[TASK STATEMENT] Write out the entire listing below exactly as it appears, minus any pictures.
──────────────────────────────
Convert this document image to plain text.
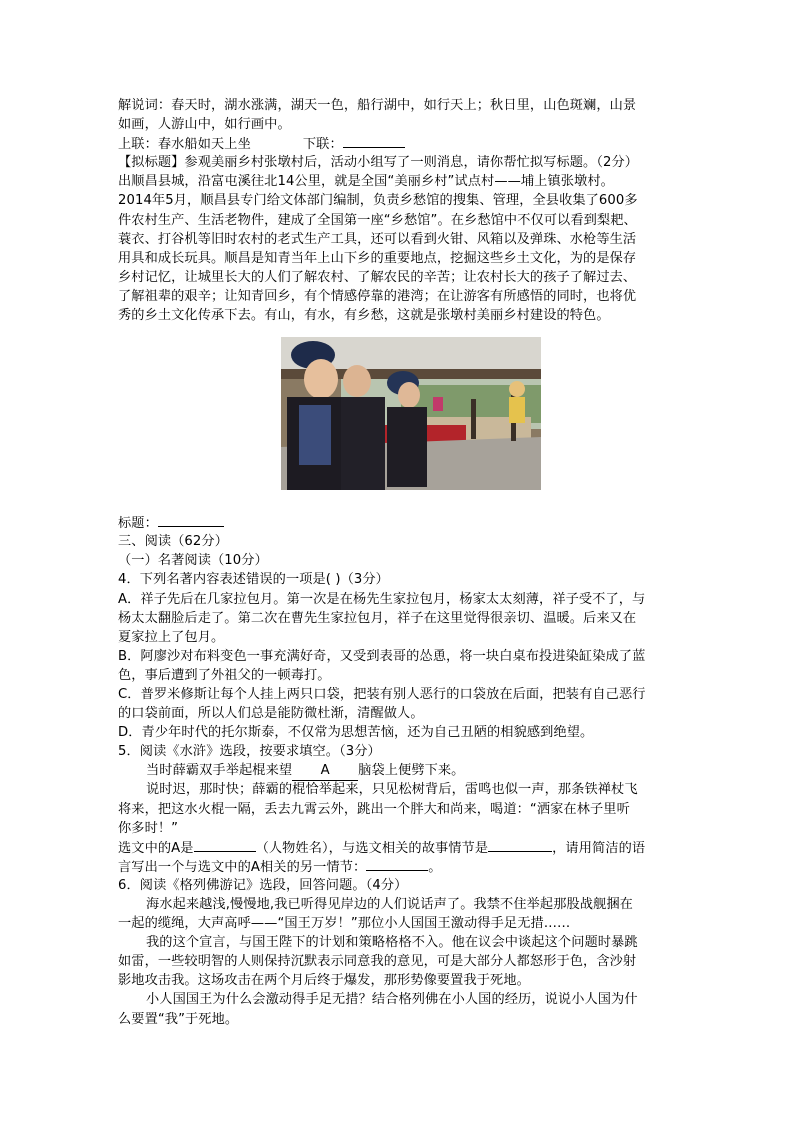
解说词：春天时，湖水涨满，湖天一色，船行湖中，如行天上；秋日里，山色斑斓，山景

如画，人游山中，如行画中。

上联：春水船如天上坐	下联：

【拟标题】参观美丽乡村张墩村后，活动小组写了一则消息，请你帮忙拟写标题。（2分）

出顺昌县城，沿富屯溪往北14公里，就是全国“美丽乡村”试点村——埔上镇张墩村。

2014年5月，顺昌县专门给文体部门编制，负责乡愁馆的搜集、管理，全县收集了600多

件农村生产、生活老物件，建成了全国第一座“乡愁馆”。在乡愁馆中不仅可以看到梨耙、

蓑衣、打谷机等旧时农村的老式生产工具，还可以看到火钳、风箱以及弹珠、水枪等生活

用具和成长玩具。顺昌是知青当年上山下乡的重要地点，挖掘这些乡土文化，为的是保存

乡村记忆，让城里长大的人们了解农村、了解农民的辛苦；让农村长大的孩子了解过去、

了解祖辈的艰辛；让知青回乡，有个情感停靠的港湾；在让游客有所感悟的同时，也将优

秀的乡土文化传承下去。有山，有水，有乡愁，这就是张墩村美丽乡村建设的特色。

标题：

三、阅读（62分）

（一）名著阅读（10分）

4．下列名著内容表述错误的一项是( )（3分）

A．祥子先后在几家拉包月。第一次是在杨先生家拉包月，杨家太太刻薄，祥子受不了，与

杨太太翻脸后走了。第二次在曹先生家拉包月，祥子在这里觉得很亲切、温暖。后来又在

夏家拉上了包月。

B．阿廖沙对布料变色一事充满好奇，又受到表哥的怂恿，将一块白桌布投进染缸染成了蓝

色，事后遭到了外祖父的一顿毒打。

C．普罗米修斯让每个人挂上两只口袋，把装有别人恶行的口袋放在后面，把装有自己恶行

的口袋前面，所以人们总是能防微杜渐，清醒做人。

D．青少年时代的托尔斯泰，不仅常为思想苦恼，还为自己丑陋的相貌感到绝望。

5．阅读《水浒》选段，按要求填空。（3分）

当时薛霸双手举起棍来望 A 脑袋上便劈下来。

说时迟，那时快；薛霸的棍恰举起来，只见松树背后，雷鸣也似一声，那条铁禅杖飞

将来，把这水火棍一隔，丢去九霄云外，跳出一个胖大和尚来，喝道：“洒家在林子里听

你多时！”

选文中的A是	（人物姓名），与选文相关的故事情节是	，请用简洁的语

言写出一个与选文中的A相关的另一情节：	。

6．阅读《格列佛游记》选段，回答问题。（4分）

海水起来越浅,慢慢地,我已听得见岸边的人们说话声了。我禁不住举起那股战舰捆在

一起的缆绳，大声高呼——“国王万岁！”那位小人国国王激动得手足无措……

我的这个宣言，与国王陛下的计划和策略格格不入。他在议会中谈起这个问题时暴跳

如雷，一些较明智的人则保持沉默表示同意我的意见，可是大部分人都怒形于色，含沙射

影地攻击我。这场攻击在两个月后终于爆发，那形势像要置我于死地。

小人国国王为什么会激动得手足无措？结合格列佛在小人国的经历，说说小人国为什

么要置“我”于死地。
──────────────────────────────
[CORRECT OUTPUT]
Convert this document image to plain text.
解说词：春天时，湖水涨满，湖天一色，船行湖中，如行天上；秋日里，山色斑斓，山景

如画，人游山中，如行画中。

上联：春水船如天上坐	下联：

【拟标题】参观美丽乡村张墩村后，活动小组写了一则消息，请你帮忙拟写标题。（2分）

出顺昌县城，沿富屯溪往北14公里，就是全国“美丽乡村”试点村——埔上镇张墩村。

2014年5月，顺昌县专门给文体部门编制，负责乡愁馆的搜集、管理，全县收集了600多

件农村生产、生活老物件，建成了全国第一座“乡愁馆”。在乡愁馆中不仅可以看到梨耙、

蓑衣、打谷机等旧时农村的老式生产工具，还可以看到火钳、风箱以及弹珠、水枪等生活

用具和成长玩具。顺昌是知青当年上山下乡的重要地点，挖掘这些乡土文化，为的是保存

乡村记忆，让城里长大的人们了解农村、了解农民的辛苦；让农村长大的孩子了解过去、

了解祖辈的艰辛；让知青回乡，有个情感停靠的港湾；在让游客有所感悟的同时，也将优

秀的乡土文化传承下去。有山，有水，有乡愁，这就是张墩村美丽乡村建设的特色。

标题：

三、阅读（62分）

（一）名著阅读（10分）

4．下列名著内容表述错误的一项是( )（3分）

A．祥子先后在几家拉包月。第一次是在杨先生家拉包月，杨家太太刻薄，祥子受不了，与

杨太太翻脸后走了。第二次在曹先生家拉包月，祥子在这里觉得很亲切、温暖。后来又在

夏家拉上了包月。

B．阿廖沙对布料变色一事充满好奇，又受到表哥的怂恿，将一块白桌布投进染缸染成了蓝

色，事后遭到了外祖父的一顿毒打。

C．普罗米修斯让每个人挂上两只口袋，把装有别人恶行的口袋放在后面，把装有自己恶行

的口袋前面，所以人们总是能防微杜渐，清醒做人。

D．青少年时代的托尔斯泰，不仅常为思想苦恼，还为自己丑陋的相貌感到绝望。

5．阅读《水浒》选段，按要求填空。（3分）

当时薛霸双手举起棍来望 A 脑袋上便劈下来。

说时迟，那时快；薛霸的棍恰举起来，只见松树背后，雷鸣也似一声，那条铁禅杖飞

将来，把这水火棍一隔，丢去九霄云外，跳出一个胖大和尚来，喝道：“洒家在林子里听

你多时！”

选文中的A是	（人物姓名），与选文相关的故事情节是	，请用简洁的语

言写出一个与选文中的A相关的另一情节：	。

6．阅读《格列佛游记》选段，回答问题。（4分）

海水起来越浅,慢慢地,我已听得见岸边的人们说话声了。我禁不住举起那股战舰捆在

一起的缆绳，大声高呼——“国王万岁！”那位小人国国王激动得手足无措……

我的这个宣言，与国王陛下的计划和策略格格不入。他在议会中谈起这个问题时暴跳

如雷，一些较明智的人则保持沉默表示同意我的意见，可是大部分人都怒形于色，含沙射

影地攻击我。这场攻击在两个月后终于爆发，那形势像要置我于死地。

小人国国王为什么会激动得手足无措？结合格列佛在小人国的经历，说说小人国为什

么要置“我”于死地。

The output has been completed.